**WHAT IS ASKED**
Can the data below be set down again exactly, line for line?

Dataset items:

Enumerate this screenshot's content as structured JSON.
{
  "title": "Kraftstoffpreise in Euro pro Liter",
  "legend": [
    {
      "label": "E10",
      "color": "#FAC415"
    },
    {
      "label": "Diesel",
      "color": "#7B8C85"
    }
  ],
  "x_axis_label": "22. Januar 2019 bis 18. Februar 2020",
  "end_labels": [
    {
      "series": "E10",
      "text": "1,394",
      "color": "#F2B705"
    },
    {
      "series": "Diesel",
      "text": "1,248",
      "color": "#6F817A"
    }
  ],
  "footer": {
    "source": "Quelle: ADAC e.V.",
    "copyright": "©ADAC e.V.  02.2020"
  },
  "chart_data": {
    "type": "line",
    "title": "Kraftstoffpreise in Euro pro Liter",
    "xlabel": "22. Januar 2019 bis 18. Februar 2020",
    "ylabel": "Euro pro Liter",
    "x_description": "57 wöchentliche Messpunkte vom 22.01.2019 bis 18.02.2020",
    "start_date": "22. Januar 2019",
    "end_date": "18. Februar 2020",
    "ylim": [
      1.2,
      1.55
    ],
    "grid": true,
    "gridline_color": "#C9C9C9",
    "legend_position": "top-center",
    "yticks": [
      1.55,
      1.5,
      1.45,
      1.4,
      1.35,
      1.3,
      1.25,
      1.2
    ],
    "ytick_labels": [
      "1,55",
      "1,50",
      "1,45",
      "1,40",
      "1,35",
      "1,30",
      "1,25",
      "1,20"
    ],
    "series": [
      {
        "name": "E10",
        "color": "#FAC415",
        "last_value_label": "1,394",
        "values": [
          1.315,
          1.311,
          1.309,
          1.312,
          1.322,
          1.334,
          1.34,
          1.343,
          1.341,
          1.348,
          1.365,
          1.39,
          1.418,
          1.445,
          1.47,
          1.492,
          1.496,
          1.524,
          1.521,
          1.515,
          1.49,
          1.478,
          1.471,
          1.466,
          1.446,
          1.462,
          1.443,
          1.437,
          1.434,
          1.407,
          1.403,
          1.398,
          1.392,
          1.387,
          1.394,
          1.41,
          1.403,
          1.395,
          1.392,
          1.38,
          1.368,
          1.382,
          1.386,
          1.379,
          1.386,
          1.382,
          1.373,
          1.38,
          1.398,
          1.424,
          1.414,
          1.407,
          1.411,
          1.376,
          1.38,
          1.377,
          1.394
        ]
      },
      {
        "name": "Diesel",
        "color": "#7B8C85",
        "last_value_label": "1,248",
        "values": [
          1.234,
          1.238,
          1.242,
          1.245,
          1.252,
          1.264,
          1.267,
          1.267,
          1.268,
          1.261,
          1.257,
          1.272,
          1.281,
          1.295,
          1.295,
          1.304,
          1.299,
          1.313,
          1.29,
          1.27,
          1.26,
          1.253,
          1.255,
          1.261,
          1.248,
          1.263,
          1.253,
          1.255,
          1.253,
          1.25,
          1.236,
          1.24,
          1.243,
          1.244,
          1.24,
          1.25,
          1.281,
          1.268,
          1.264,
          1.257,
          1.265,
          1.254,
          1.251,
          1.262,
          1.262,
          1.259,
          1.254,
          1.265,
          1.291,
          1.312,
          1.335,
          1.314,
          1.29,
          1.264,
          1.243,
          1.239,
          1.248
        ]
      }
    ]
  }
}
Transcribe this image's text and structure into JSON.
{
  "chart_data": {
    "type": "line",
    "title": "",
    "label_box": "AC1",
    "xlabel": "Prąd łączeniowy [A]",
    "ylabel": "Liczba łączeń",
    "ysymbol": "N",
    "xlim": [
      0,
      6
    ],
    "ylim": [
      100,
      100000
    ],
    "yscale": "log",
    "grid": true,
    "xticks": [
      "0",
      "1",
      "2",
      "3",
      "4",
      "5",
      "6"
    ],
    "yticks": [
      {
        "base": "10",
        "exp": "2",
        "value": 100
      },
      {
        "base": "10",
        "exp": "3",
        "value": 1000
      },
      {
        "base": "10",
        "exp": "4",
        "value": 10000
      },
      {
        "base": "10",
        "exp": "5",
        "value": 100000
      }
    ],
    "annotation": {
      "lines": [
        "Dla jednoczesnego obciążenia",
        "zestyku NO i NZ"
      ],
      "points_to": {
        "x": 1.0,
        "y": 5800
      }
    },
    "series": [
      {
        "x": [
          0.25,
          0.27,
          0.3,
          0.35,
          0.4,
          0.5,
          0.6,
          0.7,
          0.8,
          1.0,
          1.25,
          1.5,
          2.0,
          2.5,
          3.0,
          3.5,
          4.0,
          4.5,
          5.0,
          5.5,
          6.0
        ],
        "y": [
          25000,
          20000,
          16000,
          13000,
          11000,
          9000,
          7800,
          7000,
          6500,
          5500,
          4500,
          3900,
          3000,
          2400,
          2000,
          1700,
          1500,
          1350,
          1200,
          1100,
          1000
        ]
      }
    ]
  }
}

**FINAL RESULT**
Enumerate this screenshot's content as structured JSON.
{
  "title": "Kraftstoffpreise in Euro pro Liter",
  "legend": [
    {
      "label": "E10",
      "color": "#FAC415"
    },
    {
      "label": "Diesel",
      "color": "#7B8C85"
    }
  ],
  "x_axis_label": "22. Januar 2019 bis 18. Februar 2020",
  "end_labels": [
    {
      "series": "E10",
      "text": "1,394",
      "color": "#F2B705"
    },
    {
      "series": "Diesel",
      "text": "1,248",
      "color": "#6F817A"
    }
  ],
  "footer": {
    "source": "Quelle: ADAC e.V.",
    "copyright": "©ADAC e.V.  02.2020"
  },
  "chart_data": {
    "type": "line",
    "title": "Kraftstoffpreise in Euro pro Liter",
    "xlabel": "22. Januar 2019 bis 18. Februar 2020",
    "ylabel": "Euro pro Liter",
    "x_description": "57 wöchentliche Messpunkte vom 22.01.2019 bis 18.02.2020",
    "start_date": "22. Januar 2019",
    "end_date": "18. Februar 2020",
    "ylim": [
      1.2,
      1.55
    ],
    "grid": true,
    "gridline_color": "#C9C9C9",
    "legend_position": "top-center",
    "yticks": [
      1.55,
      1.5,
      1.45,
      1.4,
      1.35,
      1.3,
      1.25,
      1.2
    ],
    "ytick_labels": [
      "1,55",
      "1,50",
      "1,45",
      "1,40",
      "1,35",
      "1,30",
      "1,25",
      "1,20"
    ],
    "series": [
      {
        "name": "E10",
        "color": "#FAC415",
        "last_value_label": "1,394",
        "values": [
          1.315,
          1.311,
          1.309,
          1.312,
          1.322,
          1.334,
          1.34,
          1.343,
          1.341,
          1.348,
          1.365,
          1.39,
          1.418,
          1.445,
          1.47,
          1.492,
          1.496,
          1.524,
          1.521,
          1.515,
          1.49,
          1.478,
          1.471,
          1.466,
          1.446,
          1.462,
          1.443,
          1.437,
          1.434,
          1.407,
          1.403,
          1.398,
          1.392,
          1.387,
          1.394,
          1.41,
          1.403,
          1.395,
          1.392,
          1.38,
          1.368,
          1.382,
          1.386,
          1.379,
          1.386,
          1.382,
          1.373,
          1.38,
          1.398,
          1.424,
          1.414,
          1.407,
          1.411,
          1.376,
          1.38,
          1.377,
          1.394
        ]
      },
      {
        "name": "Diesel",
        "color": "#7B8C85",
        "last_value_label": "1,248",
        "values": [
          1.234,
          1.238,
          1.242,
          1.245,
          1.252,
          1.264,
          1.267,
          1.267,
          1.268,
          1.261,
          1.257,
          1.272,
          1.281,
          1.295,
          1.295,
          1.304,
          1.299,
          1.313,
          1.29,
          1.27,
          1.26,
          1.253,
          1.255,
          1.261,
          1.248,
          1.263,
          1.253,
          1.255,
          1.253,
          1.25,
          1.236,
          1.24,
          1.243,
          1.244,
          1.24,
          1.25,
          1.281,
          1.268,
          1.264,
          1.257,
          1.265,
          1.254,
          1.251,
          1.262,
          1.262,
          1.259,
          1.254,
          1.265,
          1.291,
          1.312,
          1.335,
          1.314,
          1.29,
          1.264,
          1.243,
          1.239,
          1.248
        ]
      }
    ]
  }
}
Transcribe this image's text and structure into JSON.
{
  "chart_data": {
    "type": "line",
    "title": "",
    "label_box": "AC1",
    "xlabel": "Prąd łączeniowy [A]",
    "ylabel": "Liczba łączeń",
    "ysymbol": "N",
    "xlim": [
      0,
      6
    ],
    "ylim": [
      100,
      100000
    ],
    "yscale": "log",
    "grid": true,
    "xticks": [
      "0",
      "1",
      "2",
      "3",
      "4",
      "5",
      "6"
    ],
    "yticks": [
      {
        "base": "10",
        "exp": "2",
        "value": 100
      },
      {
        "base": "10",
        "exp": "3",
        "value": 1000
      },
      {
        "base": "10",
        "exp": "4",
        "value": 10000
      },
      {
        "base": "10",
        "exp": "5",
        "value": 100000
      }
    ],
    "annotation": {
      "lines": [
        "Dla jednoczesnego obciążenia",
        "zestyku NO i NZ"
      ],
      "points_to": {
        "x": 1.0,
        "y": 5800
      }
    },
    "series": [
      {
        "x": [
          0.25,
          0.27,
          0.3,
          0.35,
          0.4,
          0.5,
          0.6,
          0.7,
          0.8,
          1.0,
          1.25,
          1.5,
          2.0,
          2.5,
          3.0,
          3.5,
          4.0,
          4.5,
          5.0,
          5.5,
          6.0
        ],
        "y": [
          25000,
          20000,
          16000,
          13000,
          11000,
          9000,
          7800,
          7000,
          6500,
          5500,
          4500,
          3900,
          3000,
          2400,
          2000,
          1700,
          1500,
          1350,
          1200,
          1100,
          1000
        ]
      }
    ]
  }
}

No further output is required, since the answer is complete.